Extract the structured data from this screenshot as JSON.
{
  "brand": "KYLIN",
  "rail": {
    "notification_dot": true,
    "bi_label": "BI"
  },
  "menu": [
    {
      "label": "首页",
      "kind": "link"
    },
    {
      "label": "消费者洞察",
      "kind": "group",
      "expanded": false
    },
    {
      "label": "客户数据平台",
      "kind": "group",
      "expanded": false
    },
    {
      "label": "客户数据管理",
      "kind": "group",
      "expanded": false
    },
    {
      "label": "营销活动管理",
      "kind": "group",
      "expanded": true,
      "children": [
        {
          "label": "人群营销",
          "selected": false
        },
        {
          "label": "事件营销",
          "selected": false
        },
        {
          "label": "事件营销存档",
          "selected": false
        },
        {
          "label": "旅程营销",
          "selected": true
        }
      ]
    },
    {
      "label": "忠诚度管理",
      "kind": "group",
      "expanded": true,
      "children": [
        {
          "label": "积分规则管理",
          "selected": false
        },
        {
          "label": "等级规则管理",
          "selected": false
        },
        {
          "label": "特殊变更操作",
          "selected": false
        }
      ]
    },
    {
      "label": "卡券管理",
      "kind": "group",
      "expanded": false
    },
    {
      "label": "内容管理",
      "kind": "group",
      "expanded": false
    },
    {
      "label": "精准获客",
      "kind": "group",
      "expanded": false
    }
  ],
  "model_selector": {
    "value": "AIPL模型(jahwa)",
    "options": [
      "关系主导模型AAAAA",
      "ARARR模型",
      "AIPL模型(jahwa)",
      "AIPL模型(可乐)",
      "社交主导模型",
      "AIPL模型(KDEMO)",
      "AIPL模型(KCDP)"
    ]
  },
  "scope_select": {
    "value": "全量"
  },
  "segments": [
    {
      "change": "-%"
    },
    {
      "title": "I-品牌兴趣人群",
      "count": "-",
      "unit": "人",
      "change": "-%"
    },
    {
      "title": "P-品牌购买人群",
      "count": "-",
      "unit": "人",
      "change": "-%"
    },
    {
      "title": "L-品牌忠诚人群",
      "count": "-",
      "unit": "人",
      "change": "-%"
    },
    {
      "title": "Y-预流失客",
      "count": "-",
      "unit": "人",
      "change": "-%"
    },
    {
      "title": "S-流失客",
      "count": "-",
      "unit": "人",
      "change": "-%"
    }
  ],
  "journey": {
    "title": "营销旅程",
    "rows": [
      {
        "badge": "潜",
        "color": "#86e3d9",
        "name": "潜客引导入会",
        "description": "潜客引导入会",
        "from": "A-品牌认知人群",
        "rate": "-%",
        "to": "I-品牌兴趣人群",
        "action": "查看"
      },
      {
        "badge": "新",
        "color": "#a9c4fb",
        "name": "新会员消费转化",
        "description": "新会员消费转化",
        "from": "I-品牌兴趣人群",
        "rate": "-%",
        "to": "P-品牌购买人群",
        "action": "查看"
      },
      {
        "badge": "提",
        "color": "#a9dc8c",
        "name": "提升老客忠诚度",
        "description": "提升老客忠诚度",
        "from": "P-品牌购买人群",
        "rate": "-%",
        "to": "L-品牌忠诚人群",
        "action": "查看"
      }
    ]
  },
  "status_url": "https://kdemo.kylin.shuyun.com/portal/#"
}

- [EXERCISE PROMPT] Restate each entry exactly, skipping none.

- [EXPECTED OUTPUT]
Extract the structured data from this screenshot as JSON.
{
  "brand": "KYLIN",
  "rail": {
    "notification_dot": true,
    "bi_label": "BI"
  },
  "menu": [
    {
      "label": "首页",
      "kind": "link"
    },
    {
      "label": "消费者洞察",
      "kind": "group",
      "expanded": false
    },
    {
      "label": "客户数据平台",
      "kind": "group",
      "expanded": false
    },
    {
      "label": "客户数据管理",
      "kind": "group",
      "expanded": false
    },
    {
      "label": "营销活动管理",
      "kind": "group",
      "expanded": true,
      "children": [
        {
          "label": "人群营销",
          "selected": false
        },
        {
          "label": "事件营销",
          "selected": false
        },
        {
          "label": "事件营销存档",
          "selected": false
        },
        {
          "label": "旅程营销",
          "selected": true
        }
      ]
    },
    {
      "label": "忠诚度管理",
      "kind": "group",
      "expanded": true,
      "children": [
        {
          "label": "积分规则管理",
          "selected": false
        },
        {
          "label": "等级规则管理",
          "selected": false
        },
        {
          "label": "特殊变更操作",
          "selected": false
        }
      ]
    },
    {
      "label": "卡券管理",
      "kind": "group",
      "expanded": false
    },
    {
      "label": "内容管理",
      "kind": "group",
      "expanded": false
    },
    {
      "label": "精准获客",
      "kind": "group",
      "expanded": false
    }
  ],
  "model_selector": {
    "value": "AIPL模型(jahwa)",
    "options": [
      "关系主导模型AAAAA",
      "ARARR模型",
      "AIPL模型(jahwa)",
      "AIPL模型(可乐)",
      "社交主导模型",
      "AIPL模型(KDEMO)",
      "AIPL模型(KCDP)"
    ]
  },
  "scope_select": {
    "value": "全量"
  },
  "segments": [
    {
      "change": "-%"
    },
    {
      "title": "I-品牌兴趣人群",
      "count": "-",
      "unit": "人",
      "change": "-%"
    },
    {
      "title": "P-品牌购买人群",
      "count": "-",
      "unit": "人",
      "change": "-%"
    },
    {
      "title": "L-品牌忠诚人群",
      "count": "-",
      "unit": "人",
      "change": "-%"
    },
    {
      "title": "Y-预流失客",
      "count": "-",
      "unit": "人",
      "change": "-%"
    },
    {
      "title": "S-流失客",
      "count": "-",
      "unit": "人",
      "change": "-%"
    }
  ],
  "journey": {
    "title": "营销旅程",
    "rows": [
      {
        "badge": "潜",
        "color": "#86e3d9",
        "name": "潜客引导入会",
        "description": "潜客引导入会",
        "from": "A-品牌认知人群",
        "rate": "-%",
        "to": "I-品牌兴趣人群",
        "action": "查看"
      },
      {
        "badge": "新",
        "color": "#a9c4fb",
        "name": "新会员消费转化",
        "description": "新会员消费转化",
        "from": "I-品牌兴趣人群",
        "rate": "-%",
        "to": "P-品牌购买人群",
        "action": "查看"
      },
      {
        "badge": "提",
        "color": "#a9dc8c",
        "name": "提升老客忠诚度",
        "description": "提升老客忠诚度",
        "from": "P-品牌购买人群",
        "rate": "-%",
        "to": "L-品牌忠诚人群",
        "action": "查看"
      }
    ]
  },
  "status_url": "https://kdemo.kylin.shuyun.com/portal/#"
}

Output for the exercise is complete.